— Begin Recorded information —
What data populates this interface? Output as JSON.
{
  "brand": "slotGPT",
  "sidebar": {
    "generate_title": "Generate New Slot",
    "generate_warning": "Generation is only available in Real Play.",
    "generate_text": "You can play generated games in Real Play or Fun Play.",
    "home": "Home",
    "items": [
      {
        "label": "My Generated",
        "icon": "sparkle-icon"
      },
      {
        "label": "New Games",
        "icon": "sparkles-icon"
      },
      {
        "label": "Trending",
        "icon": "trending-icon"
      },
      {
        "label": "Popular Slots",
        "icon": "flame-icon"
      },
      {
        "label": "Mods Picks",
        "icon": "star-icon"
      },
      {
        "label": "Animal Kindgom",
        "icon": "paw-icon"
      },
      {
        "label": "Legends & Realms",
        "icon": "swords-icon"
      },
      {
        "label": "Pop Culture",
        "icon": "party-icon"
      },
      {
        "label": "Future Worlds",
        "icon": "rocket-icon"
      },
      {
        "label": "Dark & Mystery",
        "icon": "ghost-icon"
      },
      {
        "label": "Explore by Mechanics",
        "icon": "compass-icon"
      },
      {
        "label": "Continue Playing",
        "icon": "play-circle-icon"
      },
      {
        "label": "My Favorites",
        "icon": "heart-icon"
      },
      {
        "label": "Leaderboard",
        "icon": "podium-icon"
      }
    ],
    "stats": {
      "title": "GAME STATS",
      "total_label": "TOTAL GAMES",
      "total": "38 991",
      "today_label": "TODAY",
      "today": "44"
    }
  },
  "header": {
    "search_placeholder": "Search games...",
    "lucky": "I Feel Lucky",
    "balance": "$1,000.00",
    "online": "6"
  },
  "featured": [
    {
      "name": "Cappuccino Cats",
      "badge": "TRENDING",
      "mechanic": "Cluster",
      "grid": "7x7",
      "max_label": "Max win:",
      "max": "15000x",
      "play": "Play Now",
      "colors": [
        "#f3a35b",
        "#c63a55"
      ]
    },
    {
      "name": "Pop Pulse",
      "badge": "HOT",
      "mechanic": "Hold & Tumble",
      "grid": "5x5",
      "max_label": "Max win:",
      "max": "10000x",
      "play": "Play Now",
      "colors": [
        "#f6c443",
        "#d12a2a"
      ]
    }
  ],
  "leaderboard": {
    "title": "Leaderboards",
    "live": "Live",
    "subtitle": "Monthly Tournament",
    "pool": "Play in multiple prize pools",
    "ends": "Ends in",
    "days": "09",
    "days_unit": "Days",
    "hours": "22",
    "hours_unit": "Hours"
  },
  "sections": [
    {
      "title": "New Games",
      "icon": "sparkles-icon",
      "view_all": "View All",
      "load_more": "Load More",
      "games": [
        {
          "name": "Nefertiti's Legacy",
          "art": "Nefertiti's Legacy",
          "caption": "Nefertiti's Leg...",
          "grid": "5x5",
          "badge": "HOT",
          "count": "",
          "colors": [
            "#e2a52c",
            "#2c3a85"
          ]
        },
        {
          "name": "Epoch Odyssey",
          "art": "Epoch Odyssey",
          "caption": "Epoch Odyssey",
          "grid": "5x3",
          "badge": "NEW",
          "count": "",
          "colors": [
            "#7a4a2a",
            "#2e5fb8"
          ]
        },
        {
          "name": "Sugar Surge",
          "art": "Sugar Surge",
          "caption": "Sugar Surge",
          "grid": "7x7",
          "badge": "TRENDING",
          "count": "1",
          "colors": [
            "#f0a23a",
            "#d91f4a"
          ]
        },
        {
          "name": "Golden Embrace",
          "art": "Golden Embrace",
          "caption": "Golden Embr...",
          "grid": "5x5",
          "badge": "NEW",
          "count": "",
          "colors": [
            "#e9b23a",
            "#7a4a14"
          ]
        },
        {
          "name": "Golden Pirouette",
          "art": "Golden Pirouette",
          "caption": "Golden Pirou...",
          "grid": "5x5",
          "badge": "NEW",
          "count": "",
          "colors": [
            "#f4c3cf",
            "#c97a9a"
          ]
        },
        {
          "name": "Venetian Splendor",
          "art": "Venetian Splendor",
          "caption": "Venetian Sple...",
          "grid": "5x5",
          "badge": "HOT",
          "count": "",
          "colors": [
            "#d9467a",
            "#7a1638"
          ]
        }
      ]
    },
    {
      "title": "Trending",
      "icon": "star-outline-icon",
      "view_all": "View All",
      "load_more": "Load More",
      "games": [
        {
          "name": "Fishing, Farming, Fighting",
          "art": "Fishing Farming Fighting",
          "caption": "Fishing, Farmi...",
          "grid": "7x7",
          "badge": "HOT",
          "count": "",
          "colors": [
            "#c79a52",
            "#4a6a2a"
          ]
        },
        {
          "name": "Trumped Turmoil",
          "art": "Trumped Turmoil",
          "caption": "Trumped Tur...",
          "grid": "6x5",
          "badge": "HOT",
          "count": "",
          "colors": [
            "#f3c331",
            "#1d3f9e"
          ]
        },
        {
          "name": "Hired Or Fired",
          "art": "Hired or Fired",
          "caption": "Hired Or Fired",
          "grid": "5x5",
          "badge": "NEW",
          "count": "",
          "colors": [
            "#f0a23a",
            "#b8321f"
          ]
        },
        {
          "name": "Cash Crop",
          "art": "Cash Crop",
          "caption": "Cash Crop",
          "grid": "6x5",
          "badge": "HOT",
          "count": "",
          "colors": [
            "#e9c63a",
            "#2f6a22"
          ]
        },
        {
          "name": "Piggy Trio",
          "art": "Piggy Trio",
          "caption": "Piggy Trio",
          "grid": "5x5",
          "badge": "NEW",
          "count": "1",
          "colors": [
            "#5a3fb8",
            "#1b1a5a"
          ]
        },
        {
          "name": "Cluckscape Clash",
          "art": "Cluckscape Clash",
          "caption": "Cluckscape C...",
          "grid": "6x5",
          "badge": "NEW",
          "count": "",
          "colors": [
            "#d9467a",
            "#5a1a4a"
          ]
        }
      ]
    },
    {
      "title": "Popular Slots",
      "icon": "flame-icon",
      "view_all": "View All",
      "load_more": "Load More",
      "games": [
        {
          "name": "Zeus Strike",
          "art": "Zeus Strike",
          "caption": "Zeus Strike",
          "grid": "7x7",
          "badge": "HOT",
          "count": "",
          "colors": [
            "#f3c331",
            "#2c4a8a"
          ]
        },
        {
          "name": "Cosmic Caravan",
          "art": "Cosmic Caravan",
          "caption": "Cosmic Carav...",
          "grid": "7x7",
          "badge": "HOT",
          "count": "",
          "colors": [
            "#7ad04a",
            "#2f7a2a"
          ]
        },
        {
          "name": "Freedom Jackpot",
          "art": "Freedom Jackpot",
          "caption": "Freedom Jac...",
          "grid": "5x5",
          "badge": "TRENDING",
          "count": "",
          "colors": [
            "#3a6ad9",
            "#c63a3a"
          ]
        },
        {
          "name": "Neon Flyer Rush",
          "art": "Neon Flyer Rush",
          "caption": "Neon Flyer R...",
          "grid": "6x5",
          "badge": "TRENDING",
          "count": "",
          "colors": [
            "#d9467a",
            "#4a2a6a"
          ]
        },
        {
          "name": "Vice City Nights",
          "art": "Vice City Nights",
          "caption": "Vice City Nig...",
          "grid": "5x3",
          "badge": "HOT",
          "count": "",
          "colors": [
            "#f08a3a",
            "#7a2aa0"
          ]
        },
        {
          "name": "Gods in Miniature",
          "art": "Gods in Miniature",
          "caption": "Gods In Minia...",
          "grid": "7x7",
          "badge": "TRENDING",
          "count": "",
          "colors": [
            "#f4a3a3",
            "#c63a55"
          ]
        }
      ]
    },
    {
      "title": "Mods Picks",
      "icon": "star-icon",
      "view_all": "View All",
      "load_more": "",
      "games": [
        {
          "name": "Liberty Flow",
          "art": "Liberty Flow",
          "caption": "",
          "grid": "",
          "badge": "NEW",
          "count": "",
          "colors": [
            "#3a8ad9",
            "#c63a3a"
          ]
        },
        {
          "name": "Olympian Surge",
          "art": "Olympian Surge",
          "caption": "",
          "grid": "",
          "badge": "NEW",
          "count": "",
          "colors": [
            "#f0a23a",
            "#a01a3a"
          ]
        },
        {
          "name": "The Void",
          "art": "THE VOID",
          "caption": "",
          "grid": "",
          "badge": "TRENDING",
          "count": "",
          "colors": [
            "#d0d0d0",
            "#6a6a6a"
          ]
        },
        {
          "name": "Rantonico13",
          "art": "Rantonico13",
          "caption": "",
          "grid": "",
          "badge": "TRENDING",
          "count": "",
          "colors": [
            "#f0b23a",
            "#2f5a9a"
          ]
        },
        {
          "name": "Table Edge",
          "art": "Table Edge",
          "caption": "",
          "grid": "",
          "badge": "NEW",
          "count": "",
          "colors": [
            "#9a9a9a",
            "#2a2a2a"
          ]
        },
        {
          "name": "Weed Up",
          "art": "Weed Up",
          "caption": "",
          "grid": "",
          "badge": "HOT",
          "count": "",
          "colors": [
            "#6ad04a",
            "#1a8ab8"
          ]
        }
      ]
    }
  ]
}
— End Recorded information —
◆ **Problem statement**:
Scan the records for the string "Strike". Copy each line in which it appears.

◆ **Complete output**:
          "name": "Zeus Strike",
          "art": "Zeus Strike",
          "caption": "Zeus Strike",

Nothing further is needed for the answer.